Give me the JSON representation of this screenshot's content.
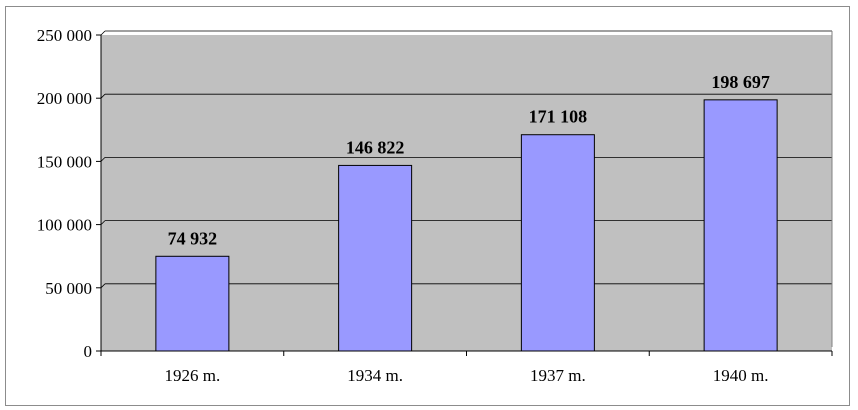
{
  "chart_data": {
    "type": "bar",
    "categories": [
      "1926 m.",
      "1934 m.",
      "1937 m.",
      "1940 m."
    ],
    "values": [
      74932,
      146822,
      171108,
      198697
    ],
    "data_labels": [
      "74 932",
      "146 822",
      "171 108",
      "198 697"
    ],
    "y_ticks": [
      0,
      50000,
      100000,
      150000,
      200000,
      250000
    ],
    "y_tick_labels": [
      "0",
      "50 000",
      "100 000",
      "150 000",
      "200 000",
      "250 000"
    ],
    "ylim": [
      0,
      250000
    ],
    "title": "",
    "xlabel": "",
    "ylabel": "",
    "grid": true,
    "legend": "none",
    "colors": {
      "bar_fill": "#9999ff",
      "bar_stroke": "#000000",
      "plot_background": "#c0c0c0",
      "grid": "#000000"
    }
  }
}
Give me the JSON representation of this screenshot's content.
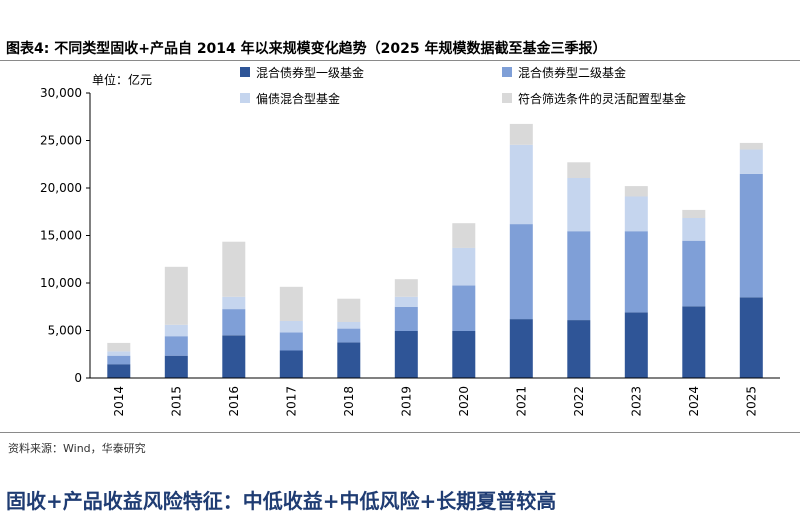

------------------------------------

**WHAT IS BEING ASKED:** Ignore the images and quote every line of the listing exactly.

**TASK RESULT:**
Give me the JSON representation of this screenshot's content.
{
  "chart_data": {
    "type": "bar",
    "categories": [
      "1926 m.",
      "1934 m.",
      "1937 m.",
      "1940 m."
    ],
    "values": [
      74932,
      146822,
      171108,
      198697
    ],
    "data_labels": [
      "74 932",
      "146 822",
      "171 108",
      "198 697"
    ],
    "y_ticks": [
      0,
      50000,
      100000,
      150000,
      200000,
      250000
    ],
    "y_tick_labels": [
      "0",
      "50 000",
      "100 000",
      "150 000",
      "200 000",
      "250 000"
    ],
    "ylim": [
      0,
      250000
    ],
    "title": "",
    "xlabel": "",
    "ylabel": "",
    "grid": true,
    "legend": "none",
    "colors": {
      "bar_fill": "#9999ff",
      "bar_stroke": "#000000",
      "plot_background": "#c0c0c0",
      "grid": "#000000"
    }
  }
}
Give me the JSON representation of this screenshot's content.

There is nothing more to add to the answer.